* [GIVEN INSTRUCTION]:
The entries need to be copied exactly.

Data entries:
======

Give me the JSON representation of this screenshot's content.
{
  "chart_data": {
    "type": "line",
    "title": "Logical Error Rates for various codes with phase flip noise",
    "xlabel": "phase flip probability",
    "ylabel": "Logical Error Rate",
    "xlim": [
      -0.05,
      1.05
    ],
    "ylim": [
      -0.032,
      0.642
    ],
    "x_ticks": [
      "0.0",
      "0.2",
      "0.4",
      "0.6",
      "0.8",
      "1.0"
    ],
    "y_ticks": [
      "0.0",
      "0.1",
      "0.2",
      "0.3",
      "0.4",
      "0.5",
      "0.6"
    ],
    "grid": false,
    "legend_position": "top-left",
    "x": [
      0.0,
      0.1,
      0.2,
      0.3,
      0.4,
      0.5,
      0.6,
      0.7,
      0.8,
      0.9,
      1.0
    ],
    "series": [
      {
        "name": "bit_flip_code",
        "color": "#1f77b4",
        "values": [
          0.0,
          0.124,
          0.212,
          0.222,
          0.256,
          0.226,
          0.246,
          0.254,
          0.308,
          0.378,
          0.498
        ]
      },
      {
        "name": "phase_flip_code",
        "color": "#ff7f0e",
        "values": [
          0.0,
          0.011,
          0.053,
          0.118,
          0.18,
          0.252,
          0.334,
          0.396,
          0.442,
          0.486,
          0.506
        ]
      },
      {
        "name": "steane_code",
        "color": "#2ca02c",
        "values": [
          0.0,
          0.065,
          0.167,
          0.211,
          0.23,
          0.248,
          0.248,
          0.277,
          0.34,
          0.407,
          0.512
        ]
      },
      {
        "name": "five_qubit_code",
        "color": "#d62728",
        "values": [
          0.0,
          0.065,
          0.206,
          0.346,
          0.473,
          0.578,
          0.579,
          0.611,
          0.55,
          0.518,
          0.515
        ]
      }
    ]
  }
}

======

* [SOLUTION FOR THIS EXERCISE]:
Give me the JSON representation of this screenshot's content.
{
  "chart_data": {
    "type": "line",
    "title": "Logical Error Rates for various codes with phase flip noise",
    "xlabel": "phase flip probability",
    "ylabel": "Logical Error Rate",
    "xlim": [
      -0.05,
      1.05
    ],
    "ylim": [
      -0.032,
      0.642
    ],
    "x_ticks": [
      "0.0",
      "0.2",
      "0.4",
      "0.6",
      "0.8",
      "1.0"
    ],
    "y_ticks": [
      "0.0",
      "0.1",
      "0.2",
      "0.3",
      "0.4",
      "0.5",
      "0.6"
    ],
    "grid": false,
    "legend_position": "top-left",
    "x": [
      0.0,
      0.1,
      0.2,
      0.3,
      0.4,
      0.5,
      0.6,
      0.7,
      0.8,
      0.9,
      1.0
    ],
    "series": [
      {
        "name": "bit_flip_code",
        "color": "#1f77b4",
        "values": [
          0.0,
          0.124,
          0.212,
          0.222,
          0.256,
          0.226,
          0.246,
          0.254,
          0.308,
          0.378,
          0.498
        ]
      },
      {
        "name": "phase_flip_code",
        "color": "#ff7f0e",
        "values": [
          0.0,
          0.011,
          0.053,
          0.118,
          0.18,
          0.252,
          0.334,
          0.396,
          0.442,
          0.486,
          0.506
        ]
      },
      {
        "name": "steane_code",
        "color": "#2ca02c",
        "values": [
          0.0,
          0.065,
          0.167,
          0.211,
          0.23,
          0.248,
          0.248,
          0.277,
          0.34,
          0.407,
          0.512
        ]
      },
      {
        "name": "five_qubit_code",
        "color": "#d62728",
        "values": [
          0.0,
          0.065,
          0.206,
          0.346,
          0.473,
          0.578,
          0.579,
          0.611,
          0.55,
          0.518,
          0.515
        ]
      }
    ]
  }
}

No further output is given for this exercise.